## start EXTRACTED RECORDS

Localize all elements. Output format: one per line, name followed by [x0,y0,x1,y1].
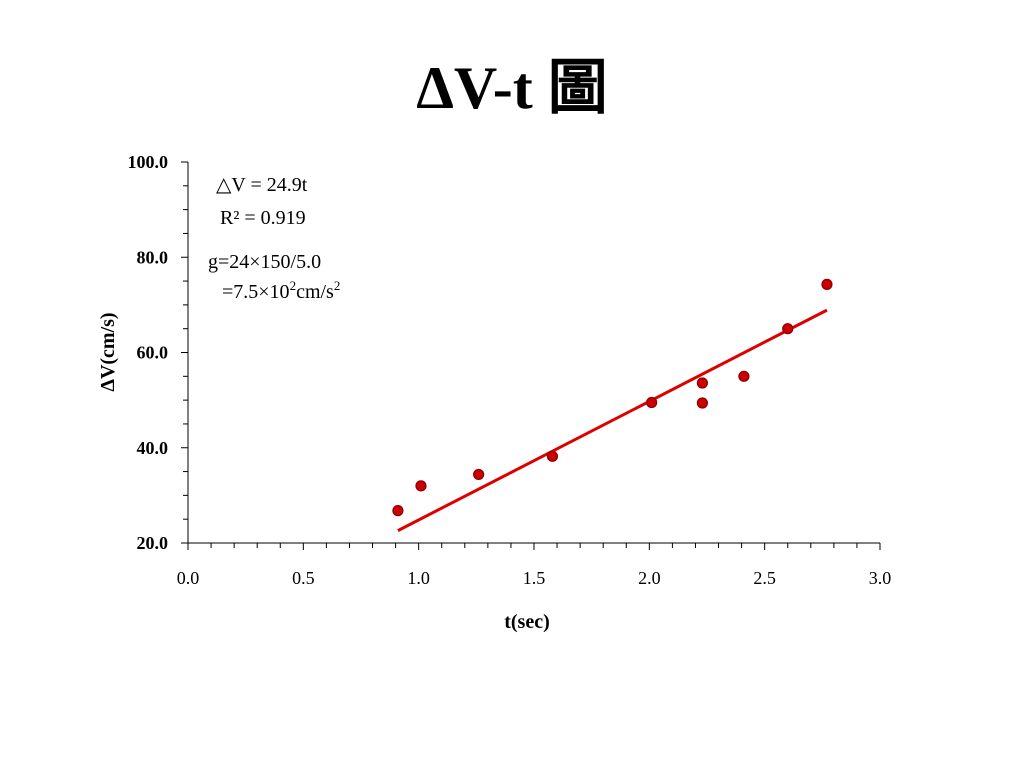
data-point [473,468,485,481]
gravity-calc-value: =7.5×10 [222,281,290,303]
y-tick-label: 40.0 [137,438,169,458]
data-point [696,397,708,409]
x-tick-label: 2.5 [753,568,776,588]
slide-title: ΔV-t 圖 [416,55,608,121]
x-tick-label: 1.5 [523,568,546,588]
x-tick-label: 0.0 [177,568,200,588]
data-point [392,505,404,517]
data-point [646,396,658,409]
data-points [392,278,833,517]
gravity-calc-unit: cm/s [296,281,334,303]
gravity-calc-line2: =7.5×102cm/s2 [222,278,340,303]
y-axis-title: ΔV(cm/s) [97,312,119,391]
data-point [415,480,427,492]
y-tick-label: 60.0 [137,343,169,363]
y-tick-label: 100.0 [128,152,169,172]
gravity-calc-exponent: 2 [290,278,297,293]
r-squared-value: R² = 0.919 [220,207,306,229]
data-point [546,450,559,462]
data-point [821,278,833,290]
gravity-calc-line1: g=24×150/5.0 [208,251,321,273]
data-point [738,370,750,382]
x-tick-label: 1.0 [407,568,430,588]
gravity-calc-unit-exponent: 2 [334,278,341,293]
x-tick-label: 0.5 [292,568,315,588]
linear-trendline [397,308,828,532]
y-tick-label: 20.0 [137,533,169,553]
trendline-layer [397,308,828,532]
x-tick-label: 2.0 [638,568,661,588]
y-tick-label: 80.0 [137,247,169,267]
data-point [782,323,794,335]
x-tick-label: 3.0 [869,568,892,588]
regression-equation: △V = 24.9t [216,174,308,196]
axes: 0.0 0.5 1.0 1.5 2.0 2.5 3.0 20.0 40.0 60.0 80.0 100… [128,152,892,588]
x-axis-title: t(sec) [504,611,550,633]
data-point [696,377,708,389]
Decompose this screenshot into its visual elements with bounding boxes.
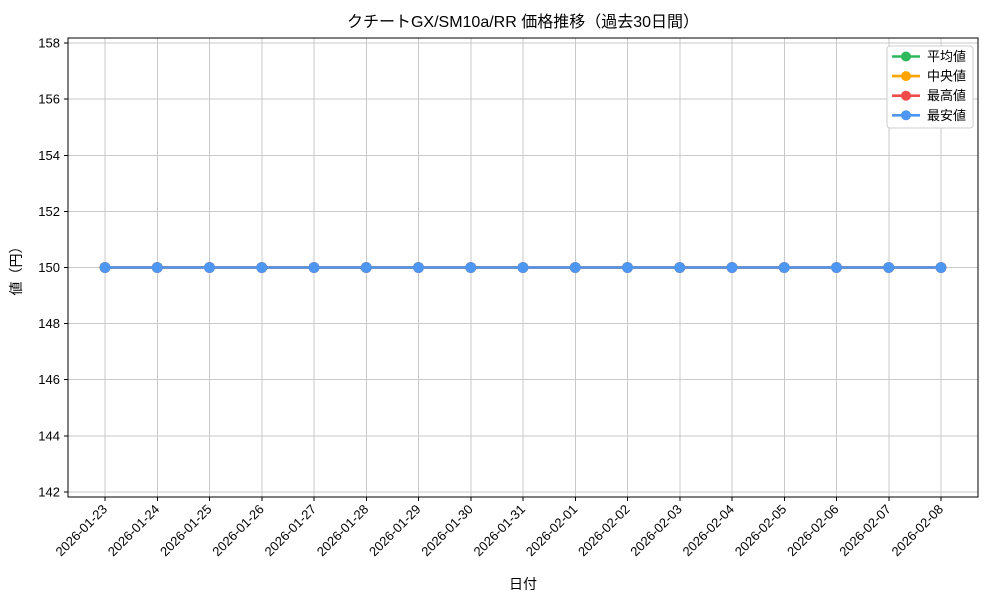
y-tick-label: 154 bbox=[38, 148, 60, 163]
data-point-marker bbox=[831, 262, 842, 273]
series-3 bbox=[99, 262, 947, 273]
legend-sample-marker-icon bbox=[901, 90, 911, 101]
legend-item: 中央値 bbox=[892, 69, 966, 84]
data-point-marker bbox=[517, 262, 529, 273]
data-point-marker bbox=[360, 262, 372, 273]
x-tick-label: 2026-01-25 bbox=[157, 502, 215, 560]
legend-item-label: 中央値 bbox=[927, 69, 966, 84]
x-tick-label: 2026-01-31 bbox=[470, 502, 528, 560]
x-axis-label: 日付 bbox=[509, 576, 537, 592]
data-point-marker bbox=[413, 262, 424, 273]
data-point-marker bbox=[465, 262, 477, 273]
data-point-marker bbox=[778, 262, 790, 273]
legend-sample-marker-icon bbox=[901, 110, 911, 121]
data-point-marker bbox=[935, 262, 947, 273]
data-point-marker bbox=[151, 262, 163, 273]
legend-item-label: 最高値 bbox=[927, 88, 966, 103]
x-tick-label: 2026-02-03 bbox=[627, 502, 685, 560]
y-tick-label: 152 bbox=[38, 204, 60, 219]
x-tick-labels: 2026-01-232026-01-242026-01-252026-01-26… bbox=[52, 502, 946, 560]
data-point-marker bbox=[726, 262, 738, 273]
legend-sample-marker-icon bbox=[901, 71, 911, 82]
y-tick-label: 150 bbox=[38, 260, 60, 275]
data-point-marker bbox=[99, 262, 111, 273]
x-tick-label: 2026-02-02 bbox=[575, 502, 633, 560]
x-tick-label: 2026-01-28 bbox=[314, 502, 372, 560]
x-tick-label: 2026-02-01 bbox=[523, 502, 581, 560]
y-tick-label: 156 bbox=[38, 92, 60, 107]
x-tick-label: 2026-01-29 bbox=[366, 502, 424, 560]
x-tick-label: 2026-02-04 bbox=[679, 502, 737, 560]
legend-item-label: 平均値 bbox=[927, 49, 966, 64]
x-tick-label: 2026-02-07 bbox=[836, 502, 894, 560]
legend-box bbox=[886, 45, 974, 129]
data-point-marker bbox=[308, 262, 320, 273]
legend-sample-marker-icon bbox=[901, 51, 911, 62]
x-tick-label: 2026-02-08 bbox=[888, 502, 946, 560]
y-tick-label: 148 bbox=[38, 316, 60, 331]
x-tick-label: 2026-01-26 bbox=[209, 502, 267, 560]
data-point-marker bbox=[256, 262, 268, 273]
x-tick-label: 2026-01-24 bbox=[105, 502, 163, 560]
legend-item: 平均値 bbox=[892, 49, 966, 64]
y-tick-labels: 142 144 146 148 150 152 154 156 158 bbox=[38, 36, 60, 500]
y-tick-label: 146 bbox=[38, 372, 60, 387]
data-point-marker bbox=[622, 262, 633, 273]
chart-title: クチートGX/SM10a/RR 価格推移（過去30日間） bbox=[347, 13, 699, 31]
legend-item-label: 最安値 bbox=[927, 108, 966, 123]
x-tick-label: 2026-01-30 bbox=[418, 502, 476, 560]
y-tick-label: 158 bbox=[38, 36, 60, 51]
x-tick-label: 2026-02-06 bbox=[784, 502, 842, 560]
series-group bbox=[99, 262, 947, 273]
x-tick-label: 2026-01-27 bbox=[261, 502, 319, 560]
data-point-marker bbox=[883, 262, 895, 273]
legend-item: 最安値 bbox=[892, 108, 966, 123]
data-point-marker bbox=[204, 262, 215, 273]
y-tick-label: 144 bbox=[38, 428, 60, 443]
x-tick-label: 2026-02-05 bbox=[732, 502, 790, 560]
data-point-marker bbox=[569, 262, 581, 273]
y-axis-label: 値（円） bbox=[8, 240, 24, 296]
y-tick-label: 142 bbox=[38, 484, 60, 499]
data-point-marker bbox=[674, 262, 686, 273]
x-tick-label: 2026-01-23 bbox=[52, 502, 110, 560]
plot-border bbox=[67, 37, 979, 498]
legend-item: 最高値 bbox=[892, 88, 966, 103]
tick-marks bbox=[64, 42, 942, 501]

## end EXTRACTED RECORDS

• _BRIEF_: Reproduce the listing above word for word, from its first line to its last, leaving out the pictures.

• _ANSWER FOR THE TASK_:
Localize all elements. Output format: one per line, name followed by [x0,y0,x1,y1].
data-point [473,468,485,481]
gravity-calc-value: =7.5×10 [222,281,290,303]
y-tick-label: 40.0 [137,438,169,458]
data-point [696,397,708,409]
x-tick-label: 2.5 [753,568,776,588]
slide-title: ΔV-t 圖 [416,55,608,121]
x-tick-label: 1.5 [523,568,546,588]
x-tick-label: 0.0 [177,568,200,588]
data-point [392,505,404,517]
data-point [646,396,658,409]
data-points [392,278,833,517]
gravity-calc-unit: cm/s [296,281,334,303]
gravity-calc-line2: =7.5×102cm/s2 [222,278,340,303]
y-axis-title: ΔV(cm/s) [97,312,119,391]
data-point [415,480,427,492]
y-tick-label: 60.0 [137,343,169,363]
y-tick-label: 100.0 [128,152,169,172]
gravity-calc-exponent: 2 [290,278,297,293]
r-squared-value: R² = 0.919 [220,207,306,229]
data-point [546,450,559,462]
data-point [821,278,833,290]
gravity-calc-line1: g=24×150/5.0 [208,251,321,273]
data-point [738,370,750,382]
x-tick-label: 1.0 [407,568,430,588]
gravity-calc-unit-exponent: 2 [334,278,341,293]
x-tick-label: 0.5 [292,568,315,588]
linear-trendline [397,308,828,532]
y-tick-label: 20.0 [137,533,169,553]
trendline-layer [397,308,828,532]
x-tick-label: 2.0 [638,568,661,588]
y-tick-label: 80.0 [137,247,169,267]
data-point [782,323,794,335]
x-tick-label: 3.0 [869,568,892,588]
regression-equation: △V = 24.9t [216,174,308,196]
axes: 0.0 0.5 1.0 1.5 2.0 2.5 3.0 20.0 40.0 60.0 80.0 100… [128,152,892,588]
x-axis-title: t(sec) [504,611,550,633]
data-point [696,377,708,389]
Decompose this screenshot into its visual elements with bounding boxes.
y-tick-label: 154 bbox=[38, 148, 60, 163]
data-point-marker bbox=[831, 262, 842, 273]
series-3 bbox=[99, 262, 947, 273]
legend-sample-marker-icon bbox=[901, 90, 911, 101]
legend-item: 中央値 bbox=[892, 69, 966, 84]
data-point-marker bbox=[517, 262, 529, 273]
data-point-marker bbox=[360, 262, 372, 273]
x-tick-label: 2026-01-25 bbox=[157, 502, 215, 560]
legend-item-label: 中央値 bbox=[927, 69, 966, 84]
x-tick-label: 2026-01-31 bbox=[470, 502, 528, 560]
x-axis-label: 日付 bbox=[509, 576, 537, 592]
data-point-marker bbox=[413, 262, 424, 273]
data-point-marker bbox=[465, 262, 477, 273]
data-point-marker bbox=[778, 262, 790, 273]
legend-sample-marker-icon bbox=[901, 110, 911, 121]
data-point-marker bbox=[935, 262, 947, 273]
data-point-marker bbox=[151, 262, 163, 273]
legend-item-label: 最高値 bbox=[927, 88, 966, 103]
x-tick-label: 2026-02-03 bbox=[627, 502, 685, 560]
y-tick-label: 152 bbox=[38, 204, 60, 219]
x-tick-labels: 2026-01-232026-01-242026-01-252026-01-26… bbox=[52, 502, 946, 560]
data-point-marker bbox=[726, 262, 738, 273]
legend-sample-marker-icon bbox=[901, 71, 911, 82]
y-tick-label: 150 bbox=[38, 260, 60, 275]
data-point-marker bbox=[99, 262, 111, 273]
x-tick-label: 2026-02-02 bbox=[575, 502, 633, 560]
x-tick-label: 2026-01-28 bbox=[314, 502, 372, 560]
x-tick-label: 2026-02-01 bbox=[523, 502, 581, 560]
y-tick-label: 156 bbox=[38, 92, 60, 107]
x-tick-label: 2026-01-29 bbox=[366, 502, 424, 560]
x-tick-label: 2026-02-04 bbox=[679, 502, 737, 560]
legend-item-label: 平均値 bbox=[927, 49, 966, 64]
x-tick-label: 2026-02-07 bbox=[836, 502, 894, 560]
legend-box bbox=[886, 45, 974, 129]
data-point-marker bbox=[308, 262, 320, 273]
legend-sample-marker-icon bbox=[901, 51, 911, 62]
x-tick-label: 2026-02-08 bbox=[888, 502, 946, 560]
y-tick-label: 148 bbox=[38, 316, 60, 331]
x-tick-label: 2026-01-26 bbox=[209, 502, 267, 560]
data-point-marker bbox=[256, 262, 268, 273]
x-tick-label: 2026-01-24 bbox=[105, 502, 163, 560]
legend-item: 平均値 bbox=[892, 49, 966, 64]
y-tick-labels: 142 144 146 148 150 152 154 156 158 bbox=[38, 36, 60, 500]
y-tick-label: 146 bbox=[38, 372, 60, 387]
data-point-marker bbox=[622, 262, 633, 273]
chart-title: クチートGX/SM10a/RR 価格推移（過去30日間） bbox=[347, 13, 699, 31]
legend-item-label: 最安値 bbox=[927, 108, 966, 123]
x-tick-label: 2026-01-30 bbox=[418, 502, 476, 560]
y-tick-label: 158 bbox=[38, 36, 60, 51]
x-tick-label: 2026-02-06 bbox=[784, 502, 842, 560]
series-group bbox=[99, 262, 947, 273]
x-tick-label: 2026-01-27 bbox=[261, 502, 319, 560]
data-point-marker bbox=[883, 262, 895, 273]
legend-item: 最安値 bbox=[892, 108, 966, 123]
data-point-marker bbox=[204, 262, 215, 273]
y-tick-label: 144 bbox=[38, 428, 60, 443]
x-tick-label: 2026-02-05 bbox=[732, 502, 790, 560]
data-point-marker bbox=[569, 262, 581, 273]
y-axis-label: 値（円） bbox=[8, 240, 24, 296]
y-tick-label: 142 bbox=[38, 484, 60, 499]
data-point-marker bbox=[674, 262, 686, 273]
x-tick-label: 2026-01-23 bbox=[52, 502, 110, 560]
plot-border bbox=[67, 37, 979, 498]
legend-item: 最高値 bbox=[892, 88, 966, 103]
tick-marks bbox=[64, 42, 942, 501]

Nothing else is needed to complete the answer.